STATED PROBLEM:
Copy down every line where the string "para" shows up.

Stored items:

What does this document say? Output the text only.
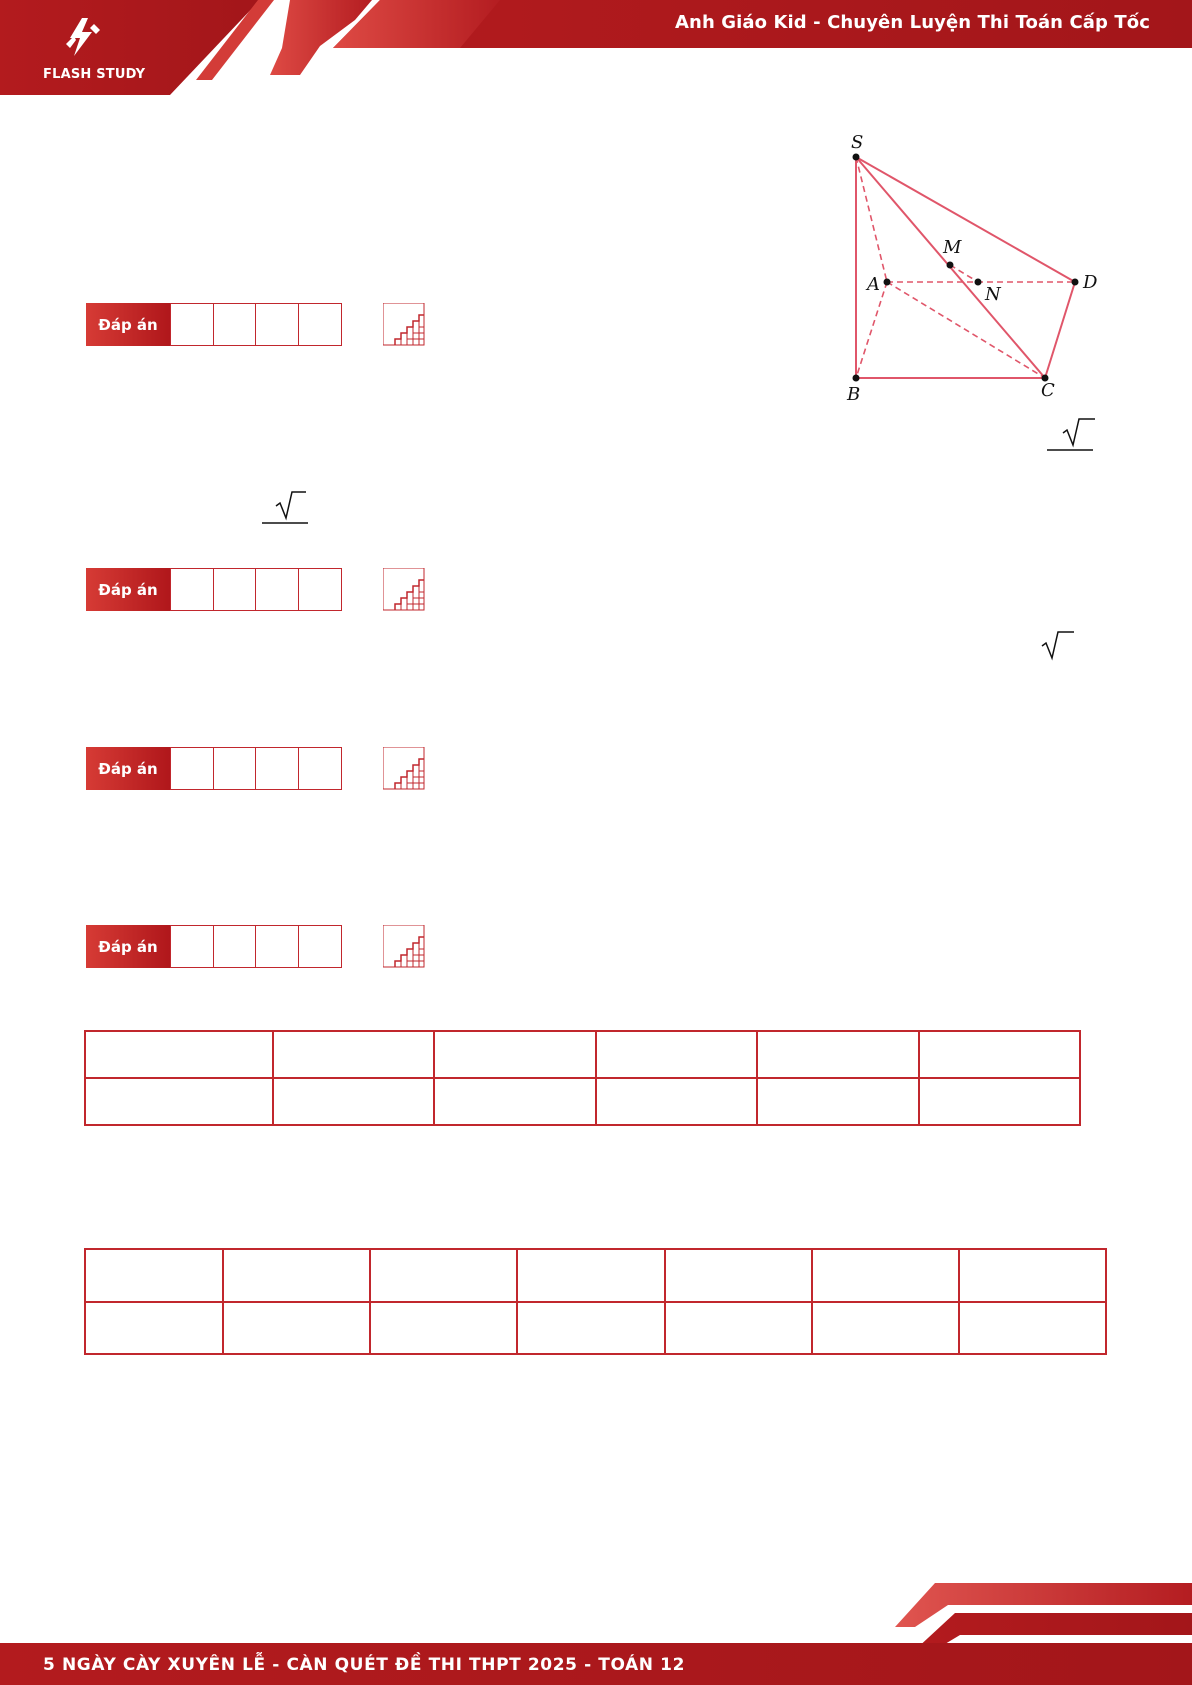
FLASH STUDY
Anh Giáo Kid - Chuyên Luyện Thi Toán Cấp Tốc
Đáp án
Đáp án
Đáp án
Đáp án
S
M
A	N
D
B	C

5 NGÀY CÀY XUYÊN LỄ - CÀN QUÉT ĐỀ THI THPT 2025 - TOÁN 12
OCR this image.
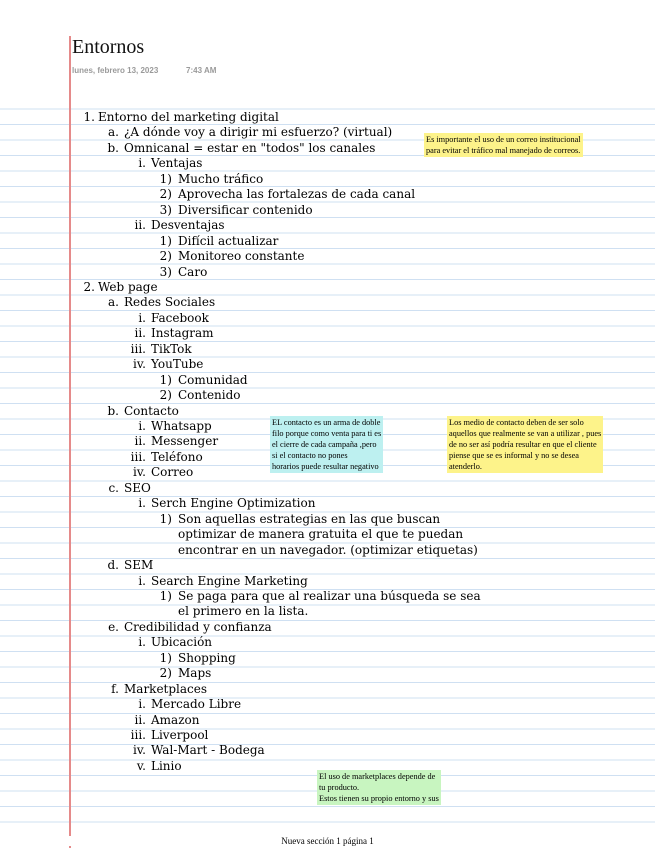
Entornos
lunes, febrero 13, 2023	7:43 AM
1. Entorno del marketing digital
a. ¿A dónde voy a dirigir mi esfuerzo? (virtual)
b. Omnicanal = estar en "todos" los canales
i. Ventajas
1) Mucho tráfico
2) Aprovecha las fortalezas de cada canal
3) Diversificar contenido
ii. Desventajas
1) Difícil actualizar
2) Monitoreo constante
3) Caro
2. Web page
a. Redes Sociales
i. Facebook
ii. Instagram
iii. TikTok
iv. YouTube
1) Comunidad
2) Contenido
b. Contacto
i. Whatsapp
ii. Messenger
iii. Teléfono
iv. Correo
c. SEO
i. Serch Engine Optimization
1) Son aquellas estrategias en las que buscan
optimizar de manera gratuita el que te puedan
encontrar en un navegador. (optimizar etiquetas)
d. SEM
i. Search Engine Marketing
1) Se paga para que al realizar una búsqueda se sea
el primero en la lista.
e. Credibilidad y confianza
i. Ubicación
1) Shopping
2) Maps
f. Marketplaces
i. Mercado Libre
ii. Amazon
iii. Liverpool
iv. Wal-Mart - Bodega
v. Linio
Es importante el uso de un correo institucional
para evitar el tráfico mal manejado de correos.
EL contacto es un arma de doble
filo porque como venta para ti es
el cierre de cada campaña ,pero
si el contacto no pones
horarios puede resultar negativo
Los medio de contacto deben de ser solo
aquellos que realmente se van a utilizar , pues
de no ser así podría resultar en que el cliente
piense que se es informal y no se desea
atenderlo.
El uso de marketplaces depende de
tu producto.
Estos tienen su propio entorno y sus
Nueva sección 1 página 1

OUTPUT OF THE EXERCISE:
1) Se paga para que al realizar una búsqueda se sea
para evitar el tráfico mal manejado de correos.
filo porque como venta para ti es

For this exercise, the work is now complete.